◆ **What to produce**:
Retype every line of each item below, keeping each one unchanged.

Data listing:
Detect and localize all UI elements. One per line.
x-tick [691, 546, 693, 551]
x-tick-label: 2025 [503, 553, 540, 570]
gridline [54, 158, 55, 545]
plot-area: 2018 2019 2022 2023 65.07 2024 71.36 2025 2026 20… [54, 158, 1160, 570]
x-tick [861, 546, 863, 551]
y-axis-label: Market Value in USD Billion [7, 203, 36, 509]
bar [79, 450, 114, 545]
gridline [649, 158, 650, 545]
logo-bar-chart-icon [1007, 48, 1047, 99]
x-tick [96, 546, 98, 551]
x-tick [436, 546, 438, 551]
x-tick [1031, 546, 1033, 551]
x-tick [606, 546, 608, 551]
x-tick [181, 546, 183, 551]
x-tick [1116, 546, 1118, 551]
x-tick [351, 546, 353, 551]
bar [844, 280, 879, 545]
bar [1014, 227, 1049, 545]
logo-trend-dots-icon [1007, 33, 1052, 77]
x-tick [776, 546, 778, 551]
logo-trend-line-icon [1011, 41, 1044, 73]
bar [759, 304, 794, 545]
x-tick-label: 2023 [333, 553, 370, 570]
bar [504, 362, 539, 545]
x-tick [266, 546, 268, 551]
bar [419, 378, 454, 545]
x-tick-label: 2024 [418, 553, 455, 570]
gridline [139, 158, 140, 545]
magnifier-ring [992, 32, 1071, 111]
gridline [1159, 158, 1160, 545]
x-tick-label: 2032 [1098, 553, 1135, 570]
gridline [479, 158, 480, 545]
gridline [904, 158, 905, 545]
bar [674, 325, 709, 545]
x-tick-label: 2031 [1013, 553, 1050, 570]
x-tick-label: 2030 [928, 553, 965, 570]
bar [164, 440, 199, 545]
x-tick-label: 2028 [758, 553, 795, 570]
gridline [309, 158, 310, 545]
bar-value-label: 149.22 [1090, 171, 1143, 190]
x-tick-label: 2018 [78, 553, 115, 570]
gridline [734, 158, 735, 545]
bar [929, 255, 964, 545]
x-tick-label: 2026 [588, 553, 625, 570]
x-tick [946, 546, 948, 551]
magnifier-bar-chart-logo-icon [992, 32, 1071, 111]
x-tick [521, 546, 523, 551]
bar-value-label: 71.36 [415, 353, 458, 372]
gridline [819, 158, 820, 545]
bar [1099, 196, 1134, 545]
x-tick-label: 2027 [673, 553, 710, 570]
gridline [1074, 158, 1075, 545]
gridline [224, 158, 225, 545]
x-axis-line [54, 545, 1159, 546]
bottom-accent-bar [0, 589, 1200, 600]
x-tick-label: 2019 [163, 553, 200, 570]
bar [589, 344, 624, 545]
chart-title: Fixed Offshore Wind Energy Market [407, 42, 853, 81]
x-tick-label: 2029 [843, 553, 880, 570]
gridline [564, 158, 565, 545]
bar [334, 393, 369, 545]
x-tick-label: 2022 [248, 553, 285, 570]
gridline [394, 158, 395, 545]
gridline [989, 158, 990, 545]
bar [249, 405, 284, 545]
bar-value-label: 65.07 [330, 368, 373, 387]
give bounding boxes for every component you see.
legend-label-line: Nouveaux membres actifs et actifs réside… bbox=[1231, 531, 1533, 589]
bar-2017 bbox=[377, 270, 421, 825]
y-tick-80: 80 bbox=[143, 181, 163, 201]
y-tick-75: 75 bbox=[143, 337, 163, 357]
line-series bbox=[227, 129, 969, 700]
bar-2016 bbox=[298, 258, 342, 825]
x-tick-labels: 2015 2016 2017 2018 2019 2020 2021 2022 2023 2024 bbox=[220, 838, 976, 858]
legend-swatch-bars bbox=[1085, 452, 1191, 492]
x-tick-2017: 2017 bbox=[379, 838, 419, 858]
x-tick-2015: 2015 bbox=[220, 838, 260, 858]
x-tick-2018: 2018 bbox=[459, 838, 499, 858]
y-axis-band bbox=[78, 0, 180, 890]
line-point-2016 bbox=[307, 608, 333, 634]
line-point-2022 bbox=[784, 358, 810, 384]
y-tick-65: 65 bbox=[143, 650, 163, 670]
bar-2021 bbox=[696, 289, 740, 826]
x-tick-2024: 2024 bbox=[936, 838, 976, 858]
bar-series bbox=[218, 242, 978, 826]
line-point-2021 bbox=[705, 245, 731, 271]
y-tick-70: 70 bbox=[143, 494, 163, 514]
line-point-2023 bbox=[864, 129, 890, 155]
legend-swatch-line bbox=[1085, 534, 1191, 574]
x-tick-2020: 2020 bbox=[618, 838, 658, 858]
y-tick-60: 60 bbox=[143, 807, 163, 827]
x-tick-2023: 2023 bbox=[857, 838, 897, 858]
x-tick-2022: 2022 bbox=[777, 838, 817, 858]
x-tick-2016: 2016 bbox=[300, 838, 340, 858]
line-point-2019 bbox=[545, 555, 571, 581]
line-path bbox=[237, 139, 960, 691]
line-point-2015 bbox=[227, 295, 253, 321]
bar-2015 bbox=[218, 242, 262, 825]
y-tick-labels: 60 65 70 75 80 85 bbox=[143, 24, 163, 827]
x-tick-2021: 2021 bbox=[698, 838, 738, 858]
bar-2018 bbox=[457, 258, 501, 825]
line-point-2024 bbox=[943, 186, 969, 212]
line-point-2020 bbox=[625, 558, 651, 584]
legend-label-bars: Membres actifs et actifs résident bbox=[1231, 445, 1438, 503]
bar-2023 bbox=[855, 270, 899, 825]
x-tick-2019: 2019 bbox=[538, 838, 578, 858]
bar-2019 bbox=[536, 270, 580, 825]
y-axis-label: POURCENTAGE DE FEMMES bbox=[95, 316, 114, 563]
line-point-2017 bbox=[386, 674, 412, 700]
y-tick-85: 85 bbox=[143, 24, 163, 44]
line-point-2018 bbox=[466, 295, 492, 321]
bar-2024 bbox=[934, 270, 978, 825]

◆ **Expected answer**:
Detect and localize all UI elements. One per line.
x-tick [691, 546, 693, 551]
x-tick-label: 2025 [503, 553, 540, 570]
gridline [54, 158, 55, 545]
plot-area: 2018 2019 2022 2023 65.07 2024 71.36 2025 2026 20… [54, 158, 1160, 570]
x-tick [861, 546, 863, 551]
y-axis-label: Market Value in USD Billion [7, 203, 36, 509]
bar [79, 450, 114, 545]
gridline [649, 158, 650, 545]
logo-bar-chart-icon [1007, 48, 1047, 99]
x-tick [96, 546, 98, 551]
x-tick [436, 546, 438, 551]
x-tick [1031, 546, 1033, 551]
x-tick [606, 546, 608, 551]
x-tick [181, 546, 183, 551]
x-tick [1116, 546, 1118, 551]
x-tick [351, 546, 353, 551]
bar [844, 280, 879, 545]
bar [1014, 227, 1049, 545]
logo-trend-dots-icon [1007, 33, 1052, 77]
x-tick [776, 546, 778, 551]
logo-trend-line-icon [1011, 41, 1044, 73]
bar [759, 304, 794, 545]
x-tick-label: 2023 [333, 553, 370, 570]
bar [504, 362, 539, 545]
x-tick [266, 546, 268, 551]
bar [419, 378, 454, 545]
x-tick-label: 2024 [418, 553, 455, 570]
gridline [139, 158, 140, 545]
magnifier-ring [992, 32, 1071, 111]
gridline [1159, 158, 1160, 545]
x-tick-label: 2032 [1098, 553, 1135, 570]
gridline [479, 158, 480, 545]
gridline [904, 158, 905, 545]
bar [674, 325, 709, 545]
x-tick-label: 2031 [1013, 553, 1050, 570]
x-tick-label: 2030 [928, 553, 965, 570]
bar [164, 440, 199, 545]
x-tick-label: 2028 [758, 553, 795, 570]
gridline [309, 158, 310, 545]
bar-value-label: 149.22 [1090, 171, 1143, 190]
x-tick-label: 2018 [78, 553, 115, 570]
gridline [734, 158, 735, 545]
bar [929, 255, 964, 545]
x-tick-label: 2026 [588, 553, 625, 570]
x-tick [946, 546, 948, 551]
magnifier-bar-chart-logo-icon [992, 32, 1071, 111]
x-tick [521, 546, 523, 551]
bar-value-label: 71.36 [415, 353, 458, 372]
gridline [819, 158, 820, 545]
bar [1099, 196, 1134, 545]
x-tick-label: 2027 [673, 553, 710, 570]
gridline [1074, 158, 1075, 545]
gridline [224, 158, 225, 545]
x-axis-line [54, 545, 1159, 546]
bottom-accent-bar [0, 589, 1200, 600]
x-tick-label: 2019 [163, 553, 200, 570]
bar [589, 344, 624, 545]
chart-title: Fixed Offshore Wind Energy Market [407, 42, 853, 81]
x-tick-label: 2029 [843, 553, 880, 570]
gridline [564, 158, 565, 545]
bar [334, 393, 369, 545]
x-tick-label: 2022 [248, 553, 285, 570]
gridline [394, 158, 395, 545]
gridline [989, 158, 990, 545]
bar [249, 405, 284, 545]
bar-value-label: 65.07 [330, 368, 373, 387]
give bounding boxes for every component you see.
legend-label-line: Nouveaux membres actifs et actifs réside… bbox=[1231, 531, 1533, 589]
bar-2017 bbox=[377, 270, 421, 825]
y-tick-80: 80 bbox=[143, 181, 163, 201]
y-tick-75: 75 bbox=[143, 337, 163, 357]
line-series bbox=[227, 129, 969, 700]
bar-2016 bbox=[298, 258, 342, 825]
x-tick-labels: 2015 2016 2017 2018 2019 2020 2021 2022 2023 2024 bbox=[220, 838, 976, 858]
legend-swatch-bars bbox=[1085, 452, 1191, 492]
x-tick-2017: 2017 bbox=[379, 838, 419, 858]
x-tick-2015: 2015 bbox=[220, 838, 260, 858]
x-tick-2018: 2018 bbox=[459, 838, 499, 858]
y-axis-band bbox=[78, 0, 180, 890]
line-point-2016 bbox=[307, 608, 333, 634]
line-point-2022 bbox=[784, 358, 810, 384]
y-tick-65: 65 bbox=[143, 650, 163, 670]
bar-2021 bbox=[696, 289, 740, 826]
x-tick-2024: 2024 bbox=[936, 838, 976, 858]
bar-series bbox=[218, 242, 978, 826]
line-point-2021 bbox=[705, 245, 731, 271]
y-tick-70: 70 bbox=[143, 494, 163, 514]
line-point-2023 bbox=[864, 129, 890, 155]
legend-swatch-line bbox=[1085, 534, 1191, 574]
x-tick-2020: 2020 bbox=[618, 838, 658, 858]
y-tick-60: 60 bbox=[143, 807, 163, 827]
x-tick-2023: 2023 bbox=[857, 838, 897, 858]
x-tick-2022: 2022 bbox=[777, 838, 817, 858]
x-tick-2016: 2016 bbox=[300, 838, 340, 858]
line-point-2019 bbox=[545, 555, 571, 581]
line-path bbox=[237, 139, 960, 691]
line-point-2015 bbox=[227, 295, 253, 321]
bar-2015 bbox=[218, 242, 262, 825]
y-tick-labels: 60 65 70 75 80 85 bbox=[143, 24, 163, 827]
x-tick-2021: 2021 bbox=[698, 838, 738, 858]
bar-2018 bbox=[457, 258, 501, 825]
line-point-2024 bbox=[943, 186, 969, 212]
line-point-2020 bbox=[625, 558, 651, 584]
legend-label-bars: Membres actifs et actifs résident bbox=[1231, 445, 1438, 503]
bar-2023 bbox=[855, 270, 899, 825]
x-tick-2019: 2019 bbox=[538, 838, 578, 858]
bar-2019 bbox=[536, 270, 580, 825]
y-axis-label: POURCENTAGE DE FEMMES bbox=[95, 316, 114, 563]
line-point-2017 bbox=[386, 674, 412, 700]
y-tick-85: 85 bbox=[143, 24, 163, 44]
line-point-2018 bbox=[466, 295, 492, 321]
bar-2024 bbox=[934, 270, 978, 825]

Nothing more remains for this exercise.